'''
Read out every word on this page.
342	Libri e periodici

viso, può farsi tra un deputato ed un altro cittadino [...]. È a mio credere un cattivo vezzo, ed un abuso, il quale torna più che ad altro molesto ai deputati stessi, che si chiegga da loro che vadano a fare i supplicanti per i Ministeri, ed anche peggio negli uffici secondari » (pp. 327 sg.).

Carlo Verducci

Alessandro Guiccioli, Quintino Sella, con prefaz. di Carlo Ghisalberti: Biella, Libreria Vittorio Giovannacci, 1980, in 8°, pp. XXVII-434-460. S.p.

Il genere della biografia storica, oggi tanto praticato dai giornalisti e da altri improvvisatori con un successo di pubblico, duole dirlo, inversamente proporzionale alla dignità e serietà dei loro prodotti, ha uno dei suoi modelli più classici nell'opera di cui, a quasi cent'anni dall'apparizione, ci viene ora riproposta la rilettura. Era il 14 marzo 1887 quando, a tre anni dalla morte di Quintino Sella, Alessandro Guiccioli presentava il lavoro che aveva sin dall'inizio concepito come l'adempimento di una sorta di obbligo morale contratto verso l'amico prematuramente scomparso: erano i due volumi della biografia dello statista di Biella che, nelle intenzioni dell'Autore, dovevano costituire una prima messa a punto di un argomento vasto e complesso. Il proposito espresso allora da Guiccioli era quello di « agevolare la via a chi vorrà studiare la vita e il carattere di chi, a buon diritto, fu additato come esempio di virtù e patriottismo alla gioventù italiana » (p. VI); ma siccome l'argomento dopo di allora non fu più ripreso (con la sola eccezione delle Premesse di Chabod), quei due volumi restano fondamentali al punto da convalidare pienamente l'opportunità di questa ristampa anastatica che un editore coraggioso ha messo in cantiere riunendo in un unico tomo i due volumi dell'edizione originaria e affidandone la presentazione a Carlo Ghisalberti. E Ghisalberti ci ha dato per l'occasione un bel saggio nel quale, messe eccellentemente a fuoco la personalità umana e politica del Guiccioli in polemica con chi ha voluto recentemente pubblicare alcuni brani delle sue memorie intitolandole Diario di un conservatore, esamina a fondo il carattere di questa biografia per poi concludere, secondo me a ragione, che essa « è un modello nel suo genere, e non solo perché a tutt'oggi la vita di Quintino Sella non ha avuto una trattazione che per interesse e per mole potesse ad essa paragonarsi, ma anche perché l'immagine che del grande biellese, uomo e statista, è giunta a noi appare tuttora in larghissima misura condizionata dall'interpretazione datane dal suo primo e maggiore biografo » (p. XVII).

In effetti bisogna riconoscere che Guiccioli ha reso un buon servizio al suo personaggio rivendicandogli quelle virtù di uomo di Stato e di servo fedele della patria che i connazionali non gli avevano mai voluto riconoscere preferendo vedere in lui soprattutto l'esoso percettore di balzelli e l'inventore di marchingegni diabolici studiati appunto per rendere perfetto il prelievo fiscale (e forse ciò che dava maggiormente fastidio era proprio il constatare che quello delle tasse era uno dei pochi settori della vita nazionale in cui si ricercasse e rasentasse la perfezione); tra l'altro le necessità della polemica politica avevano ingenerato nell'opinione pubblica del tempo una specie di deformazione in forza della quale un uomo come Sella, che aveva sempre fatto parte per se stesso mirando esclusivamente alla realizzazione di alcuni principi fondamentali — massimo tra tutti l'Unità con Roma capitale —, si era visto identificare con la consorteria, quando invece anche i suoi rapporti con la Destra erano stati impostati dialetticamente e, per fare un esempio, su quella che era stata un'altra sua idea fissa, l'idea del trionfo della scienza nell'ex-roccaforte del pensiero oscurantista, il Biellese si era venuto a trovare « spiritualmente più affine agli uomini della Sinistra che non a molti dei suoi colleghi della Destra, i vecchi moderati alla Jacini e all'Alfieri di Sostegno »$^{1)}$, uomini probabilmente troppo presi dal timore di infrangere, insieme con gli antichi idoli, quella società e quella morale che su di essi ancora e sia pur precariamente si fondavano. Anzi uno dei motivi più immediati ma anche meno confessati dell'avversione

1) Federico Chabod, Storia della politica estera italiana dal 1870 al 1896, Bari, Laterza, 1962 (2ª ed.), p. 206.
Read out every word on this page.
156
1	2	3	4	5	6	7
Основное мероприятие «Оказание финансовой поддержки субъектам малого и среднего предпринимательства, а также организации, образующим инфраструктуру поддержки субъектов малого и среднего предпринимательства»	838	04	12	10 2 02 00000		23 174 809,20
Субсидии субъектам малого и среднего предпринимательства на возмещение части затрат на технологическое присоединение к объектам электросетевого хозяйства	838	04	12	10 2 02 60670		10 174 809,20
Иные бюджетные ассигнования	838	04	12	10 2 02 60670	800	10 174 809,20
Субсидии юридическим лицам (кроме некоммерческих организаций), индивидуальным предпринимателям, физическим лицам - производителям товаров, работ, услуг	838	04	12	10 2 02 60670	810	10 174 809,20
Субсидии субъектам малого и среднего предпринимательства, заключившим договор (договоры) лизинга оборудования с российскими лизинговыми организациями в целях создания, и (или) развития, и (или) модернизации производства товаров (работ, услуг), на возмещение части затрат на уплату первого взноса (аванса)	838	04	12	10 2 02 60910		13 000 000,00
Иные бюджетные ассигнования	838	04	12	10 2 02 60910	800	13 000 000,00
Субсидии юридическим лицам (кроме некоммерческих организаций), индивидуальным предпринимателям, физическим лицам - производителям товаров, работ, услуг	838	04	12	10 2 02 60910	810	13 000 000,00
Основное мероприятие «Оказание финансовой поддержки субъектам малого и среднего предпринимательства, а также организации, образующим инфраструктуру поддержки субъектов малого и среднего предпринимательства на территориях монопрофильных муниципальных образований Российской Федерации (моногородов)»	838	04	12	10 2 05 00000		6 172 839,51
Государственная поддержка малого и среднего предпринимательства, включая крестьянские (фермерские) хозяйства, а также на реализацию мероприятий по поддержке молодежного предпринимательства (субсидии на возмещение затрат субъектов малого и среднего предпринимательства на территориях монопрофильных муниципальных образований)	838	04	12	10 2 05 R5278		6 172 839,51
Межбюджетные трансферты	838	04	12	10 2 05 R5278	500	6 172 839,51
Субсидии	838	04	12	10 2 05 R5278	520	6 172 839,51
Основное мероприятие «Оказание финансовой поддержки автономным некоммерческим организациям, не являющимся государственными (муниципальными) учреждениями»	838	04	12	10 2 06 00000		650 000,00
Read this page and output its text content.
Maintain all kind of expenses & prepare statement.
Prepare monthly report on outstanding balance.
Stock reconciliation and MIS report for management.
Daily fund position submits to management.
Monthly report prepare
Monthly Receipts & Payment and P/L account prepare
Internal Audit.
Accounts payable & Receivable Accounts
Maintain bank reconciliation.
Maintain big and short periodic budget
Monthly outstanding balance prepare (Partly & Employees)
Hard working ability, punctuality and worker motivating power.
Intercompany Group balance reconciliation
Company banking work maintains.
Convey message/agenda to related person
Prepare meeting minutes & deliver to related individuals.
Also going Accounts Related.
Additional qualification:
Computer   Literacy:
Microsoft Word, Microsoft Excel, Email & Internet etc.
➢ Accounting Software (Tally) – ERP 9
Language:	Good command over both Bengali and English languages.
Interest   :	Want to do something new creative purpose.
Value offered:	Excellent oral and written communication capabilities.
'''
= Your instructions =
Return all of the entries exactly as written.

= Worked answer =
Read out every word on this page.
342	Libri e periodici

viso, può farsi tra un deputato ed un altro cittadino [...]. È a mio credere un cattivo vezzo, ed un abuso, il quale torna più che ad altro molesto ai deputati stessi, che si chiegga da loro che vadano a fare i supplicanti per i Ministeri, ed anche peggio negli uffici secondari » (pp. 327 sg.).

Carlo Verducci

Alessandro Guiccioli, Quintino Sella, con prefaz. di Carlo Ghisalberti: Biella, Libreria Vittorio Giovannacci, 1980, in 8°, pp. XXVII-434-460. S.p.

Il genere della biografia storica, oggi tanto praticato dai giornalisti e da altri improvvisatori con un successo di pubblico, duole dirlo, inversamente proporzionale alla dignità e serietà dei loro prodotti, ha uno dei suoi modelli più classici nell'opera di cui, a quasi cent'anni dall'apparizione, ci viene ora riproposta la rilettura. Era il 14 marzo 1887 quando, a tre anni dalla morte di Quintino Sella, Alessandro Guiccioli presentava il lavoro che aveva sin dall'inizio concepito come l'adempimento di una sorta di obbligo morale contratto verso l'amico prematuramente scomparso: erano i due volumi della biografia dello statista di Biella che, nelle intenzioni dell'Autore, dovevano costituire una prima messa a punto di un argomento vasto e complesso. Il proposito espresso allora da Guiccioli era quello di « agevolare la via a chi vorrà studiare la vita e il carattere di chi, a buon diritto, fu additato come esempio di virtù e patriottismo alla gioventù italiana » (p. VI); ma siccome l'argomento dopo di allora non fu più ripreso (con la sola eccezione delle Premesse di Chabod), quei due volumi restano fondamentali al punto da convalidare pienamente l'opportunità di questa ristampa anastatica che un editore coraggioso ha messo in cantiere riunendo in un unico tomo i due volumi dell'edizione originaria e affidandone la presentazione a Carlo Ghisalberti. E Ghisalberti ci ha dato per l'occasione un bel saggio nel quale, messe eccellentemente a fuoco la personalità umana e politica del Guiccioli in polemica con chi ha voluto recentemente pubblicare alcuni brani delle sue memorie intitolandole Diario di un conservatore, esamina a fondo il carattere di questa biografia per poi concludere, secondo me a ragione, che essa « è un modello nel suo genere, e non solo perché a tutt'oggi la vita di Quintino Sella non ha avuto una trattazione che per interesse e per mole potesse ad essa paragonarsi, ma anche perché l'immagine che del grande biellese, uomo e statista, è giunta a noi appare tuttora in larghissima misura condizionata dall'interpretazione datane dal suo primo e maggiore biografo » (p. XVII).

In effetti bisogna riconoscere che Guiccioli ha reso un buon servizio al suo personaggio rivendicandogli quelle virtù di uomo di Stato e di servo fedele della patria che i connazionali non gli avevano mai voluto riconoscere preferendo vedere in lui soprattutto l'esoso percettore di balzelli e l'inventore di marchingegni diabolici studiati appunto per rendere perfetto il prelievo fiscale (e forse ciò che dava maggiormente fastidio era proprio il constatare che quello delle tasse era uno dei pochi settori della vita nazionale in cui si ricercasse e rasentasse la perfezione); tra l'altro le necessità della polemica politica avevano ingenerato nell'opinione pubblica del tempo una specie di deformazione in forza della quale un uomo come Sella, che aveva sempre fatto parte per se stesso mirando esclusivamente alla realizzazione di alcuni principi fondamentali — massimo tra tutti l'Unità con Roma capitale —, si era visto identificare con la consorteria, quando invece anche i suoi rapporti con la Destra erano stati impostati dialetticamente e, per fare un esempio, su quella che era stata un'altra sua idea fissa, l'idea del trionfo della scienza nell'ex-roccaforte del pensiero oscurantista, il Biellese si era venuto a trovare « spiritualmente più affine agli uomini della Sinistra che non a molti dei suoi colleghi della Destra, i vecchi moderati alla Jacini e all'Alfieri di Sostegno »$^{1)}$, uomini probabilmente troppo presi dal timore di infrangere, insieme con gli antichi idoli, quella società e quella morale che su di essi ancora e sia pur precariamente si fondavano. Anzi uno dei motivi più immediati ma anche meno confessati dell'avversione

1) Federico Chabod, Storia della politica estera italiana dal 1870 al 1896, Bari, Laterza, 1962 (2ª ed.), p. 206.
Read out every word on this page.
156
1	2	3	4	5	6	7
Основное мероприятие «Оказание финансовой поддержки субъектам малого и среднего предпринимательства, а также организации, образующим инфраструктуру поддержки субъектов малого и среднего предпринимательства»	838	04	12	10 2 02 00000		23 174 809,20
Субсидии субъектам малого и среднего предпринимательства на возмещение части затрат на технологическое присоединение к объектам электросетевого хозяйства	838	04	12	10 2 02 60670		10 174 809,20
Иные бюджетные ассигнования	838	04	12	10 2 02 60670	800	10 174 809,20
Субсидии юридическим лицам (кроме некоммерческих организаций), индивидуальным предпринимателям, физическим лицам - производителям товаров, работ, услуг	838	04	12	10 2 02 60670	810	10 174 809,20
Субсидии субъектам малого и среднего предпринимательства, заключившим договор (договоры) лизинга оборудования с российскими лизинговыми организациями в целях создания, и (или) развития, и (или) модернизации производства товаров (работ, услуг), на возмещение части затрат на уплату первого взноса (аванса)	838	04	12	10 2 02 60910		13 000 000,00
Иные бюджетные ассигнования	838	04	12	10 2 02 60910	800	13 000 000,00
Субсидии юридическим лицам (кроме некоммерческих организаций), индивидуальным предпринимателям, физическим лицам - производителям товаров, работ, услуг	838	04	12	10 2 02 60910	810	13 000 000,00
Основное мероприятие «Оказание финансовой поддержки субъектам малого и среднего предпринимательства, а также организации, образующим инфраструктуру поддержки субъектов малого и среднего предпринимательства на территориях монопрофильных муниципальных образований Российской Федерации (моногородов)»	838	04	12	10 2 05 00000		6 172 839,51
Государственная поддержка малого и среднего предпринимательства, включая крестьянские (фермерские) хозяйства, а также на реализацию мероприятий по поддержке молодежного предпринимательства (субсидии на возмещение затрат субъектов малого и среднего предпринимательства на территориях монопрофильных муниципальных образований)	838	04	12	10 2 05 R5278		6 172 839,51
Межбюджетные трансферты	838	04	12	10 2 05 R5278	500	6 172 839,51
Субсидии	838	04	12	10 2 05 R5278	520	6 172 839,51
Основное мероприятие «Оказание финансовой поддержки автономным некоммерческим организациям, не являющимся государственными (муниципальными) учреждениями»	838	04	12	10 2 06 00000		650 000,00
Read this page and output its text content.
Maintain all kind of expenses & prepare statement.
Prepare monthly report on outstanding balance.
Stock reconciliation and MIS report for management.
Daily fund position submits to management.
Monthly report prepare
Monthly Receipts & Payment and P/L account prepare
Internal Audit.
Accounts payable & Receivable Accounts
Maintain bank reconciliation.
Maintain big and short periodic budget
Monthly outstanding balance prepare (Partly & Employees)
Hard working ability, punctuality and worker motivating power.
Intercompany Group balance reconciliation
Company banking work maintains.
Convey message/agenda to related person
Prepare meeting minutes & deliver to related individuals.
Also going Accounts Related.
Additional qualification:
Computer   Literacy:
Microsoft Word, Microsoft Excel, Email & Internet etc.
➢ Accounting Software (Tally) – ERP 9
Language:	Good command over both Bengali and English languages.
Interest   :	Want to do something new creative purpose.
Value offered:	Excellent oral and written communication capabilities.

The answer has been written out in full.